Day 8 – May 30th, 2025 - Guadalupe Mountains National Park

Woke up at 7 a.m. feeling truly rested for the first time on this trip. Packed up and walked straight to the Guadalupe Peak trailhead, just steps from my campsite. I brewed coffee and planned to have breakfast after hiking for a couple of miles.

The weather was cloudy, and as I climbed, I could feel myself entering the clouds, the moisture on my face, the mist in the air. At around mile two, I broke through the cloud layer and took some amazing photos.

I met a fellow hiker named Nathan. We talked about how lucky we were to have this view on our hike. We swapped cameras for photos. He hiked ahead, but I passed him about half a mile before the summit, which I reached around 10 a.m.

We spent a while chatting at the summit. Nathan is on a three-week trip, originally from Maine, now living in Maryland. He’s a musician and blogs about his travels. He gave me a sweet rice snack. We took a selfie and exchanged on social media. You can follow Nathan’s blog here: njhcomposer.blogspot.com.


I made a quick descent (as usual) and ran a mile down, greeting dozens of hikers on the way. One family asked if they were close to the clouds, and I told them it’d be another two miles.

Back at the parking lot around noon, I prepared for the final stretch: driving to Big Bend National Park. It was about 5 hours of driving. I had a full tank and didn’t stop until I reached Marfa, Texas, a small town with a heavy police presence. I got gas, snacks, water, a burrito from Angel’s Restaurant, and some canned food from Dollar Store.

Before reaching Big Bend, there was heavy construction and loose gravel. A rock flew up and chipped my windshield—which really pissed me off. Maybe I was just exhausted from the long drive, but Big Bend felt like it was in the middle of nowhere. Almost unreal. It took forever just to reach the entrance sign.

The visitor center was closed—it was past 5 p.m. Campsite options were limited, but I secured a primitive roadside spot at Paint Gap. After a bumpy drive on gravel, I got there—completely alone, surrounded by silence. I couldn’t hear or see another soul for miles. Most people were camped at Chisos Basin, about 10 miles away.

                                         

I organized my gear, cooked dinner, and took a walk into the open wilderness—no trails, just space. By the time I returned, it was too late to set up my tent. So, I slept in the car. I’d seen signs warning of mountain lions and javelinas, but I felt safe.

My sleeping setup in the Corolla Cross was very comfortable (Not the first time). That night, I got exactly what I needed: total silence and peace.


 For travel recommendations and advice, feel free to reach out 

nizarrasho01@gmail.com

+1 402.450.7495

 


                                                          

Day 7 – May 29th, 2025 - Carlsbad Caverns National Park

Woke up to a beautiful view of Lake Holloman in New Mexico. After soaking in the scenery, I hit the road toward Carlsbad Caverns National Park, about a 3-hour drive. I passed through the Lincoln National Forest and stopped at the charming town of Cloudcroft for a coffee and a warm sandwich.

Holloman in New Mexico.

### [DIRECTION]
According to the travel journal, around what time did the writer reach the summit of Guadalupe Peak?

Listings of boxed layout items
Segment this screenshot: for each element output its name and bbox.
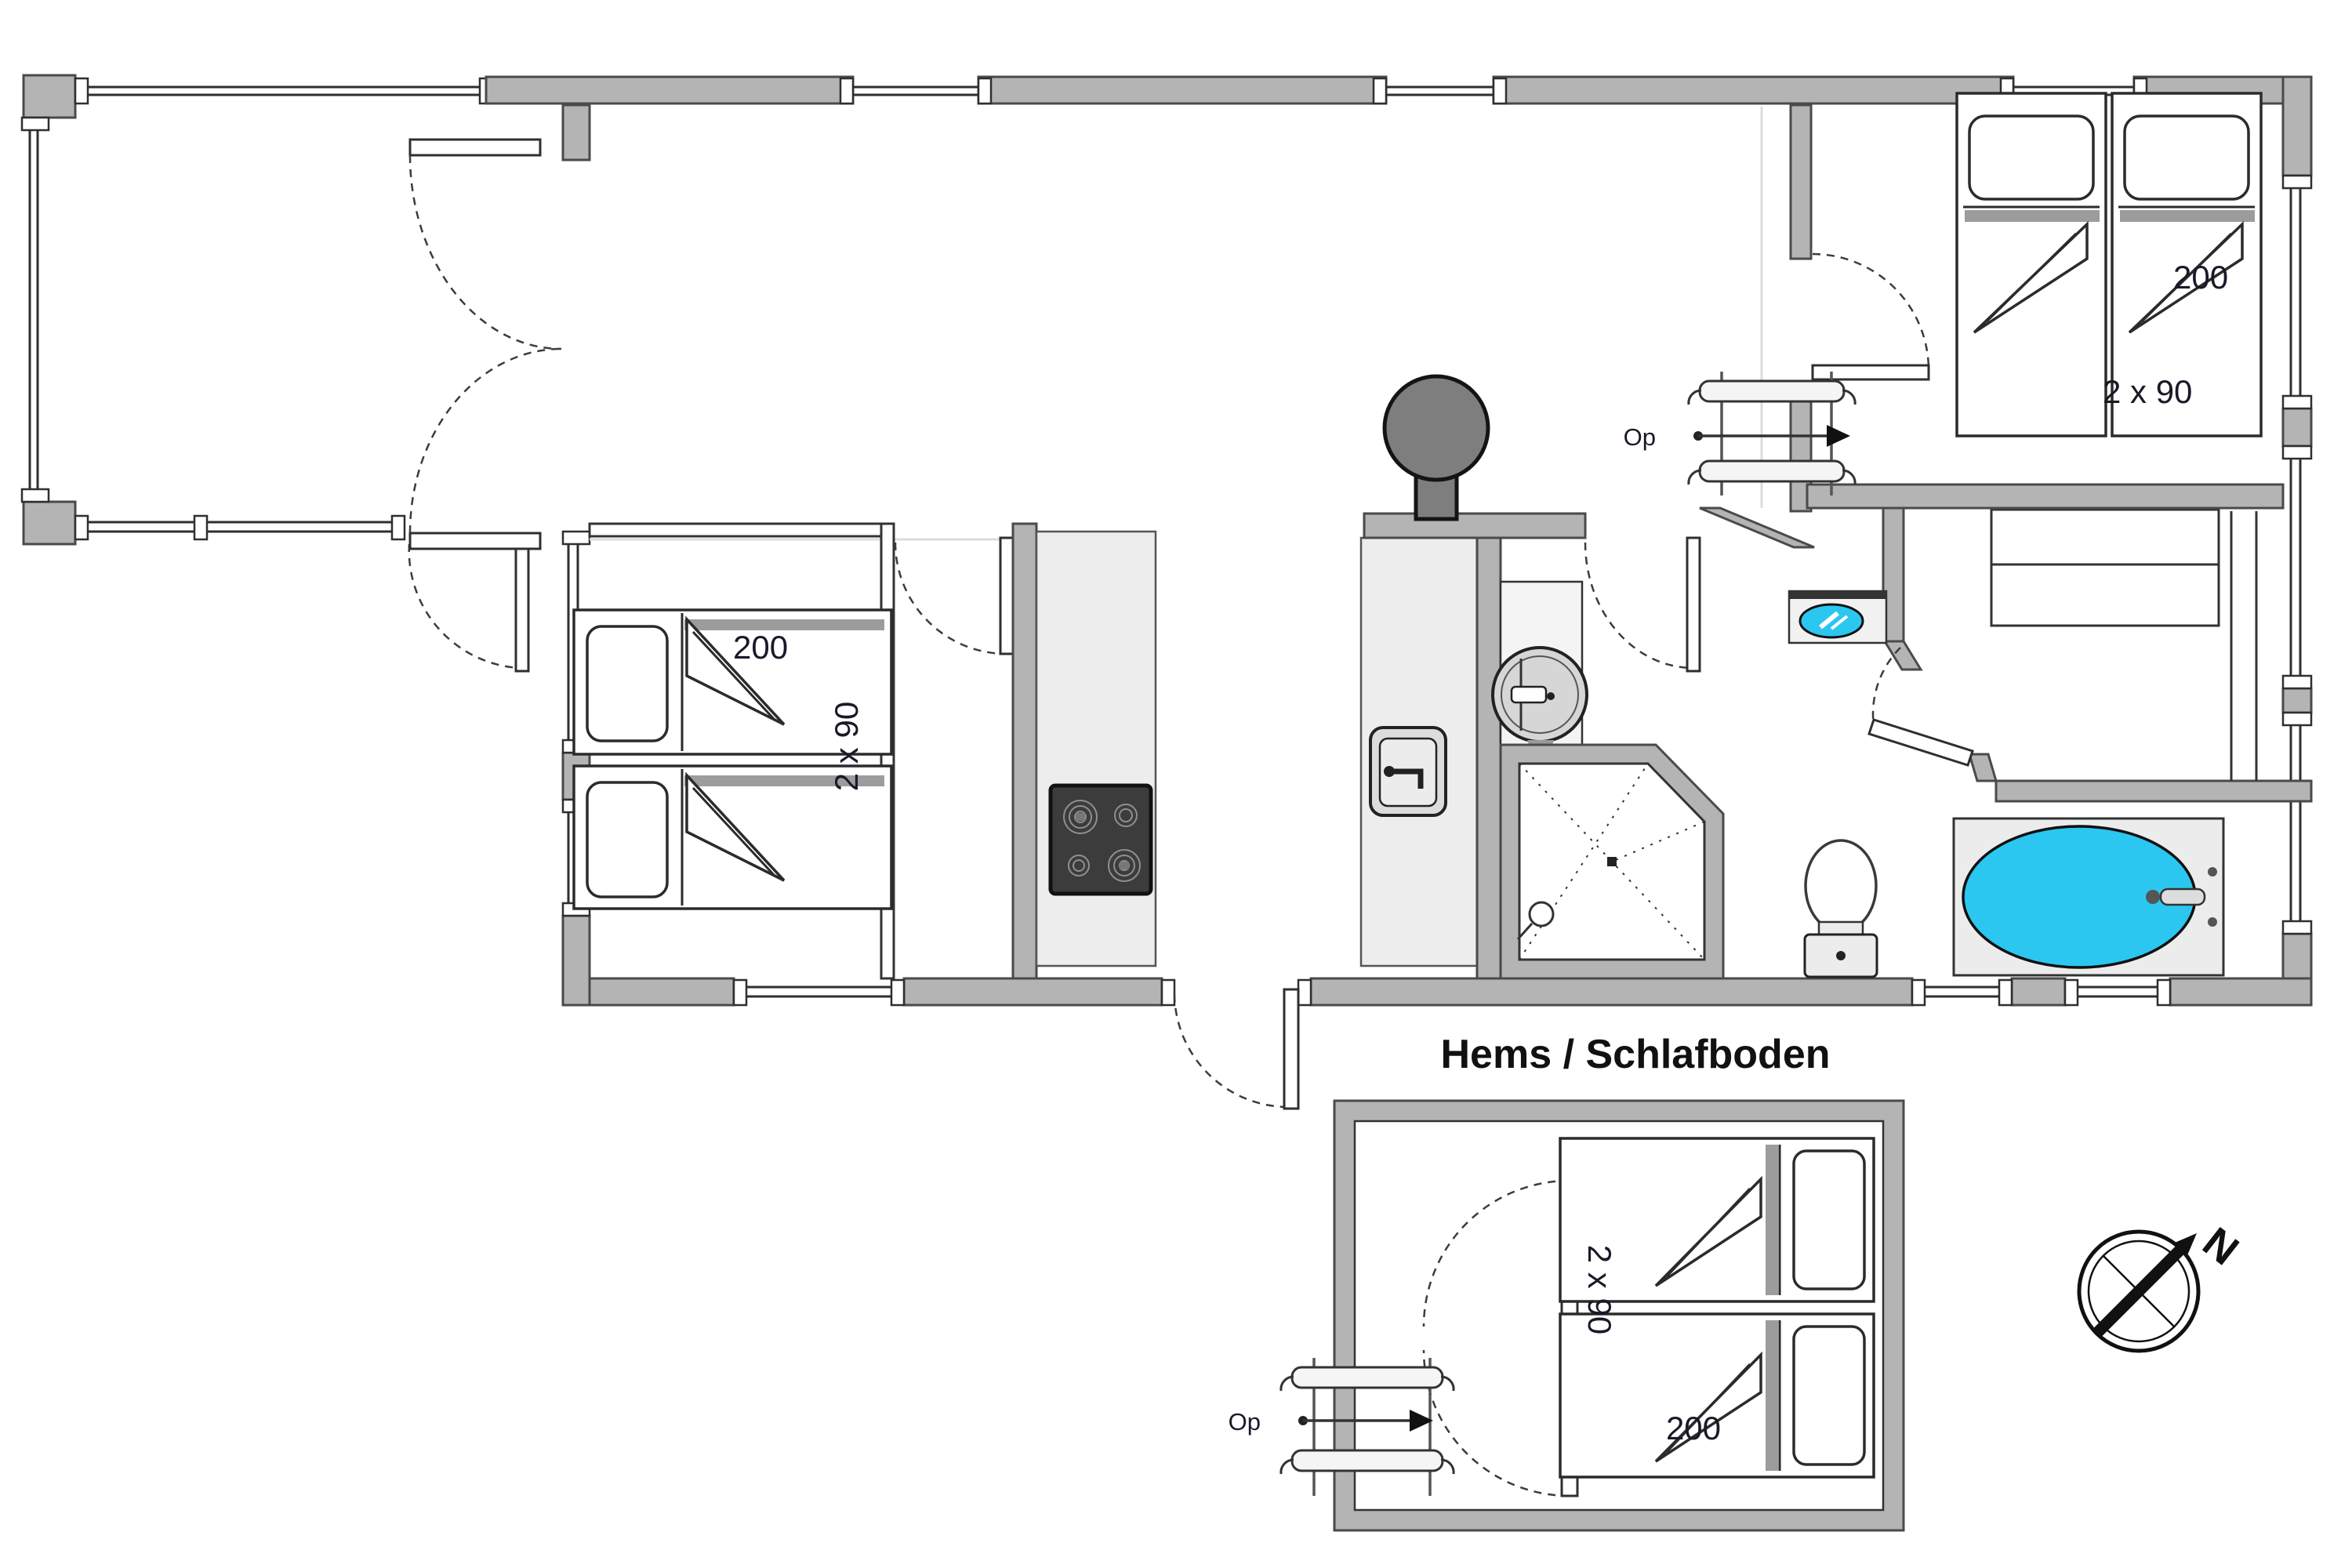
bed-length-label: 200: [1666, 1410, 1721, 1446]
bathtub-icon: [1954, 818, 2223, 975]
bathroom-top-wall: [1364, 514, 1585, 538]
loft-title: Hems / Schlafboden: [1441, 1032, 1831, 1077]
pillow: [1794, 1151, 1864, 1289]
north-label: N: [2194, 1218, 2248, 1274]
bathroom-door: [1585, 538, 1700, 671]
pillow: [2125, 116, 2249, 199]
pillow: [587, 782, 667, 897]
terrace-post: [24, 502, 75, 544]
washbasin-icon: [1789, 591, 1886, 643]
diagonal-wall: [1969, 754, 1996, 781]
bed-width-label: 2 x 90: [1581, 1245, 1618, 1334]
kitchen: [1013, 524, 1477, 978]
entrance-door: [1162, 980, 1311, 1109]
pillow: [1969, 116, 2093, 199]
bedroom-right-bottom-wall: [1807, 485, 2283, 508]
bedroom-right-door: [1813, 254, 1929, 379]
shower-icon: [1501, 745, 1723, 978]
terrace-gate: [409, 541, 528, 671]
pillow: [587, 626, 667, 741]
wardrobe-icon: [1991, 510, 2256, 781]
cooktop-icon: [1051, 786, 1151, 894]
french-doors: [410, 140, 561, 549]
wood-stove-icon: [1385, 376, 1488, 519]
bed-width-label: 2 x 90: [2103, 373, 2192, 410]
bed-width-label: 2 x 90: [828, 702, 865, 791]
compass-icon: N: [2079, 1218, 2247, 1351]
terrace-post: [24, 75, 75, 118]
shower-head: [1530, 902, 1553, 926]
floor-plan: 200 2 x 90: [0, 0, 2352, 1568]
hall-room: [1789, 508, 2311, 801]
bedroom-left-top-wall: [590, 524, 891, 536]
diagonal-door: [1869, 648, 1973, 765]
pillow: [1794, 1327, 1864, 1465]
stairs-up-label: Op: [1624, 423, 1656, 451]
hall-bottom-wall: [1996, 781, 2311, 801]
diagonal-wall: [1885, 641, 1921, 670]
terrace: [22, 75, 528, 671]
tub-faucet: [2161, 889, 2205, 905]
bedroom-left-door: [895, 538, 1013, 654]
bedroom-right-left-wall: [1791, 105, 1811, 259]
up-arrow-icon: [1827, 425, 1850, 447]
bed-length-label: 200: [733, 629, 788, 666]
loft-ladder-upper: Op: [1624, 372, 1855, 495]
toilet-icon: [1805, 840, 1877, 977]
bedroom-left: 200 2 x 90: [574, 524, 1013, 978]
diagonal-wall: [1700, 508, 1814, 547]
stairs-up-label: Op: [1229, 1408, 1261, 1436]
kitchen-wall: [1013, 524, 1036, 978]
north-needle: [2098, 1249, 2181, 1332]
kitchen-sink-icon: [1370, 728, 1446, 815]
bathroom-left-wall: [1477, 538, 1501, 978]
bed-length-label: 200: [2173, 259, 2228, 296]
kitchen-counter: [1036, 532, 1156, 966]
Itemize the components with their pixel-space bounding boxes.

### [FINAL ANSWER]
Around 10 a.m.